- _Material provided_
□ □ □ □

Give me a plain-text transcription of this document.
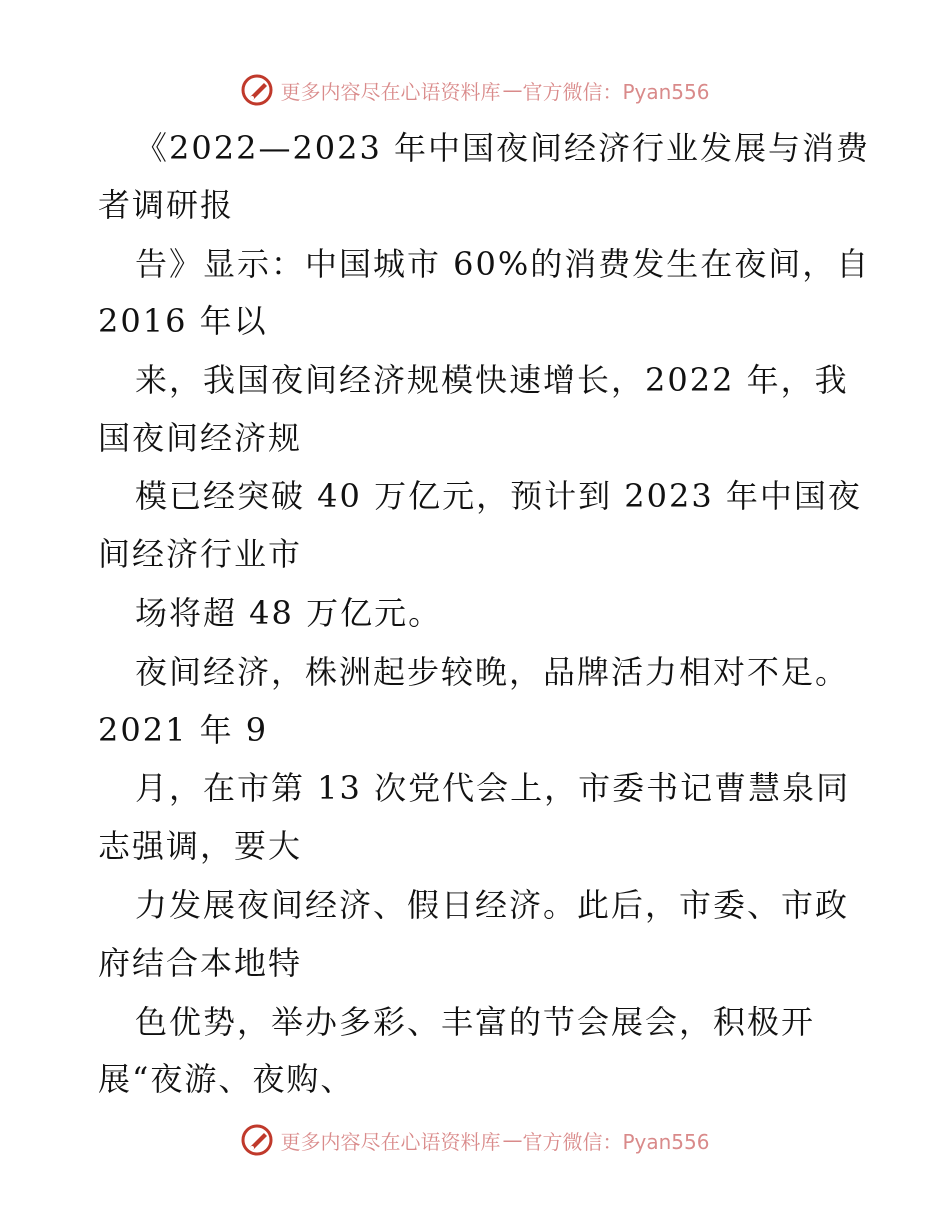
更多内容尽在心语资料库 — 官方微信：Pyan556
《2022—2023 年中国夜间经济行业发展与消费
者调研报
告》显示：中国城市 60%的消费发生在夜间，自
2016 年以
来，我国夜间经济规模快速增长，2022 年，我
国夜间经济规
模已经突破 40 万亿元，预计到 2023 年中国夜
间经济行业市
场将超 48 万亿元。
夜间经济，株洲起步较晚，品牌活力相对不足。
2021 年 9
月，在市第 13 次党代会上，市委书记曹慧泉同
志强调，要大
力发展夜间经济、假日经济。此后，市委、市政
府结合本地特
色优势，举办多彩、丰富的节会展会，积极开
展“夜游、夜购、
更多内容尽在心语资料库 — 官方微信：Pyan556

□ □ □ □

- _The exercise_
Reproduce each record above by retyping it exactly; omit all images.

- _Exercise result_
Give me a plain-text transcription of this document.
更多内容尽在心语资料库 — 官方微信：Pyan556
《2022—2023 年中国夜间经济行业发展与消费
者调研报
告》显示：中国城市 60%的消费发生在夜间，自
2016 年以
来，我国夜间经济规模快速增长，2022 年，我
国夜间经济规
模已经突破 40 万亿元，预计到 2023 年中国夜
间经济行业市
场将超 48 万亿元。
夜间经济，株洲起步较晚，品牌活力相对不足。
2021 年 9
月，在市第 13 次党代会上，市委书记曹慧泉同
志强调，要大
力发展夜间经济、假日经济。此后，市委、市政
府结合本地特
色优势，举办多彩、丰富的节会展会，积极开
展“夜游、夜购、
更多内容尽在心语资料库 — 官方微信：Pyan556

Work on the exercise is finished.